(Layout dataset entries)

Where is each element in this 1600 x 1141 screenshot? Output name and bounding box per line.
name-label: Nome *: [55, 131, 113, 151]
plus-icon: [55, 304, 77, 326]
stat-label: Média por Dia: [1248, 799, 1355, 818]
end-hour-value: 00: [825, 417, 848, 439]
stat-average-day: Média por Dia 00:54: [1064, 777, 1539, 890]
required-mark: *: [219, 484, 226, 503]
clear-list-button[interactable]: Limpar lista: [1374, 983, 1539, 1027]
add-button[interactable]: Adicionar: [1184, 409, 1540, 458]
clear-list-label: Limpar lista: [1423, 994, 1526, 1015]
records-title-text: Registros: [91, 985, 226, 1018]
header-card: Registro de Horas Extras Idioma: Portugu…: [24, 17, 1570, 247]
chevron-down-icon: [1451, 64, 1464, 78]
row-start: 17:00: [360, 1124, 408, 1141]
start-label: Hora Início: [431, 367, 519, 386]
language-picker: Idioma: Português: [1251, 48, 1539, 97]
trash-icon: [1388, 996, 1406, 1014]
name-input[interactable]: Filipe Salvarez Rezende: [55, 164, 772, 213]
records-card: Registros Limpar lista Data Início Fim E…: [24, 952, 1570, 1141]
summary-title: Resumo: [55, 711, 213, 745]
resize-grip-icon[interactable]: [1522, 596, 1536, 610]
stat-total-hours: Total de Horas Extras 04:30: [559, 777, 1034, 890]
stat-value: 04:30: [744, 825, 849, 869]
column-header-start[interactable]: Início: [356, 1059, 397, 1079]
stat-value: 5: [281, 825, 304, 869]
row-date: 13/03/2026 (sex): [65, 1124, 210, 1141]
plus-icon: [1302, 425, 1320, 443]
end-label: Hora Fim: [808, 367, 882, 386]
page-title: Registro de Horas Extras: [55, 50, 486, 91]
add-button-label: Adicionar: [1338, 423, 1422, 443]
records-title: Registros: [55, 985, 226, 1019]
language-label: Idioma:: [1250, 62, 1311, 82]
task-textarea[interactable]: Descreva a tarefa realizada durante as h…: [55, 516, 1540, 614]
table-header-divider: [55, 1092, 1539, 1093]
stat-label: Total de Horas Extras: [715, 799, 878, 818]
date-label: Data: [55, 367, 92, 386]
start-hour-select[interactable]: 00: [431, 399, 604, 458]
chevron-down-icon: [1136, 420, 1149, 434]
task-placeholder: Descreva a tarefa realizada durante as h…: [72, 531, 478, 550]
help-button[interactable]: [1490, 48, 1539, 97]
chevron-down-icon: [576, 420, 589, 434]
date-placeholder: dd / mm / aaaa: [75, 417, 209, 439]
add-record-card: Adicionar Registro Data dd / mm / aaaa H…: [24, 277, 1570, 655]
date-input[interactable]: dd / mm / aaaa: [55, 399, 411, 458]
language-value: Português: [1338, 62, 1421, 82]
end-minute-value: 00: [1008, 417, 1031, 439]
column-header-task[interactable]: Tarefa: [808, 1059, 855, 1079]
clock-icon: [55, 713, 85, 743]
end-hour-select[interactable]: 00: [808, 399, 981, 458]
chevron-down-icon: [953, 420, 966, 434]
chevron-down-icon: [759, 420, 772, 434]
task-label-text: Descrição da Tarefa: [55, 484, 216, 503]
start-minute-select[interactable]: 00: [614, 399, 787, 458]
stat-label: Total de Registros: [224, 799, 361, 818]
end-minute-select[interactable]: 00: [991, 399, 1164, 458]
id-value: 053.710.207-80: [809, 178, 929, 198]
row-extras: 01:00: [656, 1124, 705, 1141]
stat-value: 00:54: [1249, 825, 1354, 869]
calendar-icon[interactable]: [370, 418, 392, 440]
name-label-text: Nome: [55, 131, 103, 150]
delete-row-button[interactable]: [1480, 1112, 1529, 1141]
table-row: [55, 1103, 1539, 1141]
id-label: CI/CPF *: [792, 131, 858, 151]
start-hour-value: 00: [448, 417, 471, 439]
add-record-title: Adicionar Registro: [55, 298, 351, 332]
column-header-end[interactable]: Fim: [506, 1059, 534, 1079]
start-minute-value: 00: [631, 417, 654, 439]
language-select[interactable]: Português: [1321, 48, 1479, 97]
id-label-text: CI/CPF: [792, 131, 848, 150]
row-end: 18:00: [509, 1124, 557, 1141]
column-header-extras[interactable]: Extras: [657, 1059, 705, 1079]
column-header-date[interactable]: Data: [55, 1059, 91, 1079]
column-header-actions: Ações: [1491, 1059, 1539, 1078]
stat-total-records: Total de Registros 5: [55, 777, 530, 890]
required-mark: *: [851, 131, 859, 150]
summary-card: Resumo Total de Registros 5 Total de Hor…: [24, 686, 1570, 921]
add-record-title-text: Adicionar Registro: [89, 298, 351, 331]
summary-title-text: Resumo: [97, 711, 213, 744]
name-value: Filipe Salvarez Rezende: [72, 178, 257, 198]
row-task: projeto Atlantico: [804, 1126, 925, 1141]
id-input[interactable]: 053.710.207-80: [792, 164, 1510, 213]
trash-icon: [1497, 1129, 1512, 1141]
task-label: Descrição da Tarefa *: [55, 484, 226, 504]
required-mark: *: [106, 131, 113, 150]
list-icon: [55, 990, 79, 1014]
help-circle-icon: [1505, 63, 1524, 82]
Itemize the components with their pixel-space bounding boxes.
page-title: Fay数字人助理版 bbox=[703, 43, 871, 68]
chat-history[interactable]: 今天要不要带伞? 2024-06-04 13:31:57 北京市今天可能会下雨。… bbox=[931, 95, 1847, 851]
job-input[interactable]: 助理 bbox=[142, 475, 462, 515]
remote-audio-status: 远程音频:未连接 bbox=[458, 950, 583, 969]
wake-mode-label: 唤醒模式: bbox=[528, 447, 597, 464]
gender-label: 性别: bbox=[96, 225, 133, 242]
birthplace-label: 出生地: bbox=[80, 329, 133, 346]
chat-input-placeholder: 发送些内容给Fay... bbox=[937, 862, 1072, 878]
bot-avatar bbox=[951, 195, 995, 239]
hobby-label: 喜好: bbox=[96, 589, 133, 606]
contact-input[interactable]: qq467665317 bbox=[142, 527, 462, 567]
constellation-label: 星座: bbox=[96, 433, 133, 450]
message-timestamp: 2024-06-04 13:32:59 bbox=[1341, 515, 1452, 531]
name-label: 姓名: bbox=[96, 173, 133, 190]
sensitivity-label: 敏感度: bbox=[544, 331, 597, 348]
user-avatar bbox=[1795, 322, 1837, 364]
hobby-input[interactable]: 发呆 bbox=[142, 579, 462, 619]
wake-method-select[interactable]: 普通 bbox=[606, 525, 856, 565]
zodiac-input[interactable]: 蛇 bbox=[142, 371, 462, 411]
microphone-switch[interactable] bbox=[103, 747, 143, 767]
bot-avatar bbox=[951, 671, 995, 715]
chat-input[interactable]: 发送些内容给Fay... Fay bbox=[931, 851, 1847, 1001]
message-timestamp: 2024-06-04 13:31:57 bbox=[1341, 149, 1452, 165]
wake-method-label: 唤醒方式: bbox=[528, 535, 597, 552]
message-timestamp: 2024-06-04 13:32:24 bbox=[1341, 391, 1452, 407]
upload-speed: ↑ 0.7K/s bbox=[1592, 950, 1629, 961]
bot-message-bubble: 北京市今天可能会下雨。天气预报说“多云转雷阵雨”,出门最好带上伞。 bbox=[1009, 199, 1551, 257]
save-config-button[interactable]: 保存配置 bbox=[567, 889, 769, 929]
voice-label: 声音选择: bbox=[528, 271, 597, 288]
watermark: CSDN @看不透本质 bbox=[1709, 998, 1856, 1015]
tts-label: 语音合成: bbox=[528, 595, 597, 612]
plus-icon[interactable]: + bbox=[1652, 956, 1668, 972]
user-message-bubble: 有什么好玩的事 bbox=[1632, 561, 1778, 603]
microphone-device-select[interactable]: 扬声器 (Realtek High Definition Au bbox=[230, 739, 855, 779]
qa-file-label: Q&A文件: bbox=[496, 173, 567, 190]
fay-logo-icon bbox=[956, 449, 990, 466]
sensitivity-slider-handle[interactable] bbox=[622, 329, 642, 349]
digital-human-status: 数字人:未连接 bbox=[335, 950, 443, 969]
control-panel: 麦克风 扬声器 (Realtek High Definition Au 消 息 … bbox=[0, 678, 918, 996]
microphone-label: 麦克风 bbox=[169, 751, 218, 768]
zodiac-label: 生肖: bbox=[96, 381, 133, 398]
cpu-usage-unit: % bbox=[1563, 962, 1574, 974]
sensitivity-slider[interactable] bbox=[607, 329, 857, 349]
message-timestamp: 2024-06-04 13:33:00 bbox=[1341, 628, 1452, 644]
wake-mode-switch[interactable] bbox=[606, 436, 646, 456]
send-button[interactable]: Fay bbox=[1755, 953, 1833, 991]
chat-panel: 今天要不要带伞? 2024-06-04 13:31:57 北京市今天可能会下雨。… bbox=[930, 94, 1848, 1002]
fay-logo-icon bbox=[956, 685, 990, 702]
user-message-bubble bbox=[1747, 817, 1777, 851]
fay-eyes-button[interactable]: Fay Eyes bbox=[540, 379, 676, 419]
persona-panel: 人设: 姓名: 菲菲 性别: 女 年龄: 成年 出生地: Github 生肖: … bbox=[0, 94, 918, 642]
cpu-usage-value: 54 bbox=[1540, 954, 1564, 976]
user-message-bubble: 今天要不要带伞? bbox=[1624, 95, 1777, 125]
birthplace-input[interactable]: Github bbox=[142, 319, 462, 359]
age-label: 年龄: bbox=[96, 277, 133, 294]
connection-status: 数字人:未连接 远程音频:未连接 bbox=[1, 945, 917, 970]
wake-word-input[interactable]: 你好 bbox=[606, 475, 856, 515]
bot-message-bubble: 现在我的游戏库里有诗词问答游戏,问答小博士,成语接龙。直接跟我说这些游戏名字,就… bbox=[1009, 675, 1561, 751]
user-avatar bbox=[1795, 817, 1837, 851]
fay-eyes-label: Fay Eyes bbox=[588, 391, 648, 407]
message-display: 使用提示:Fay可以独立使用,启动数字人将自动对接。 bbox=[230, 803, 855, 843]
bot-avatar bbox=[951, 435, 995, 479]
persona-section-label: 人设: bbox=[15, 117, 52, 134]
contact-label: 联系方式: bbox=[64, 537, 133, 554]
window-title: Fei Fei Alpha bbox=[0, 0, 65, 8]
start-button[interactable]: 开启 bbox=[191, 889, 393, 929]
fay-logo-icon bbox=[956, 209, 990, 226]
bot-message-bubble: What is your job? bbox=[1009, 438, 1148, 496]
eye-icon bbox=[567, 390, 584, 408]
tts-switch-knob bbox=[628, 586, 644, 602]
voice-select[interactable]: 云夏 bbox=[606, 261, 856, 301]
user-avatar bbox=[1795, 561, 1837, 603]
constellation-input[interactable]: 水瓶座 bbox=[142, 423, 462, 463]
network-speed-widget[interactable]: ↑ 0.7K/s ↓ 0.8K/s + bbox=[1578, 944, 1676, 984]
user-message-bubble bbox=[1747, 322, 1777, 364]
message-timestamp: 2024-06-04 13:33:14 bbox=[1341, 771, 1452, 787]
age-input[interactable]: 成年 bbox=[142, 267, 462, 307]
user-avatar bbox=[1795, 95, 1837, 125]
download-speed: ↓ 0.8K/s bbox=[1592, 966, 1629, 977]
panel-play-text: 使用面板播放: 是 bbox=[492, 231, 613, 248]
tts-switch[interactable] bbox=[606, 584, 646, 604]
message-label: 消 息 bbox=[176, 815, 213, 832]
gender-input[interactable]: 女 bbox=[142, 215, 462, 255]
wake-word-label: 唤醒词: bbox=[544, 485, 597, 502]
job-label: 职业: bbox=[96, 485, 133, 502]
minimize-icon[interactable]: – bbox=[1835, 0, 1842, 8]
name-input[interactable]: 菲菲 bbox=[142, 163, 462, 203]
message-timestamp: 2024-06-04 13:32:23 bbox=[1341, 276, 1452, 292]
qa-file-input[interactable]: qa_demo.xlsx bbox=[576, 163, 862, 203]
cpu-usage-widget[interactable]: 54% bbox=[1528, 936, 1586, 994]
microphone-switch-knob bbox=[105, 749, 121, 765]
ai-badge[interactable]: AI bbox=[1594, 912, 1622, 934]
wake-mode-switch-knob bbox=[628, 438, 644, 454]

▶ [Exercise directions]: Can you recast the lines from the very first one through the line containing "records-title-text: Registros: [91, 985, 226, 1018]" as a numbered list, leaving out any blank lines?

▶ [Correct response]:
1. Where is each element in this 1600 x 1141 screenshot? Output name and bounding box per line.
2. name-label: Nome *: [55, 131, 113, 151]
3. plus-icon: [55, 304, 77, 326]
4. stat-label: Média por Dia: [1248, 799, 1355, 818]
5. end-hour-value: 00: [825, 417, 848, 439]
6. stat-average-day: Média por Dia 00:54: [1064, 777, 1539, 890]
7. required-mark: *: [219, 484, 226, 503]
8. clear-list-button[interactable]: Limpar lista: [1374, 983, 1539, 1027]
9. add-button[interactable]: Adicionar: [1184, 409, 1540, 458]
10. clear-list-label: Limpar lista: [1423, 994, 1526, 1015]
11. records-title-text: Registros: [91, 985, 226, 1018]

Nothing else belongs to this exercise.